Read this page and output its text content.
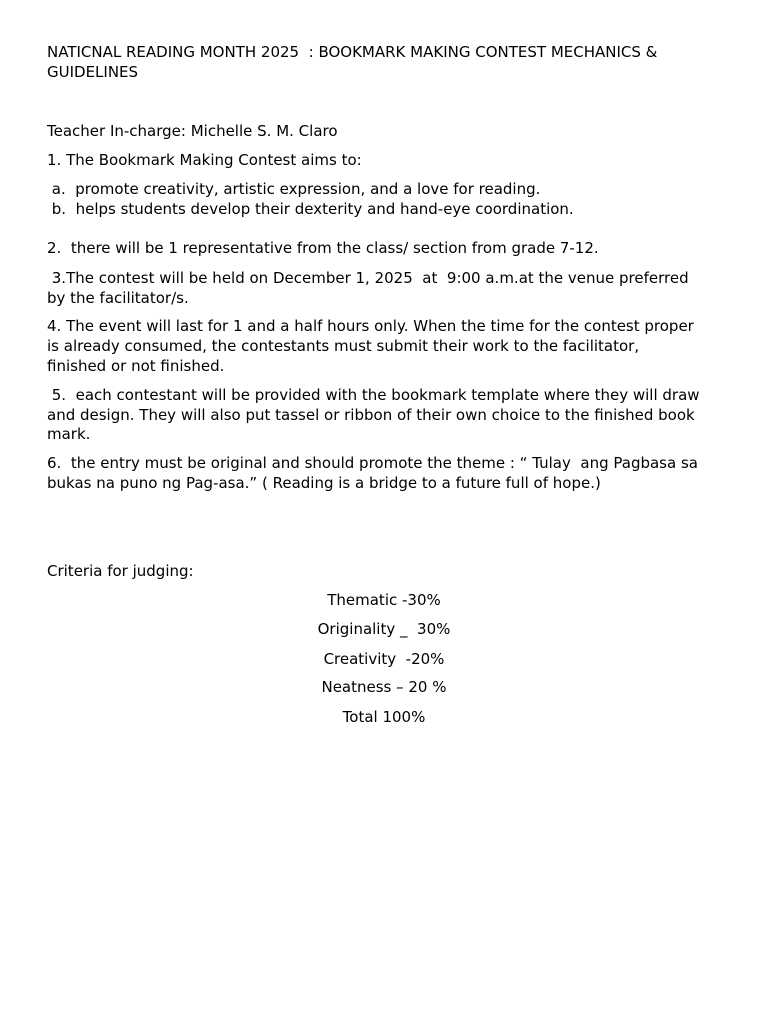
NATICNAL READING MONTH 2025  : BOOKMARK MAKING CONTEST MECHANICS &
GUIDELINES
Teacher In-charge: Michelle S. M. Claro
1. The Bookmark Making Contest aims to:
a.  promote creativity, artistic expression, and a love for reading.
b.  helps students develop their dexterity and hand-eye coordination.
2.  there will be 1 representative from the class/ section from grade 7-12.
3.The contest will be held on December 1, 2025  at  9:00 a.m.at the venue preferred
by the facilitator/s.
4. The event will last for 1 and a half hours only. When the time for the contest proper
is already consumed, the contestants must submit their work to the facilitator,
finished or not finished.
5.  each contestant will be provided with the bookmark template where they will draw
and design. They will also put tassel or ribbon of their own choice to the finished book
mark.
6.  the entry must be original and should promote the theme : “ Tulay  ang Pagbasa sa
bukas na puno ng Pag-asa.” ( Reading is a bridge to a future full of hope.)
Criteria for judging:
Thematic -30%
Originality _  30%
Creativity  -20%
Neatness – 20 %
Total 100%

☆ ☆ ☆ ☆ ☆

What the task asks:
Copy, from the material above, each line in which the string "must" occurs.

Written response:
is already consumed, the contestants must submit their work to the facilitator,
6.  the entry must be original and should promote the theme : “ Tulay  ang Pagbasa sa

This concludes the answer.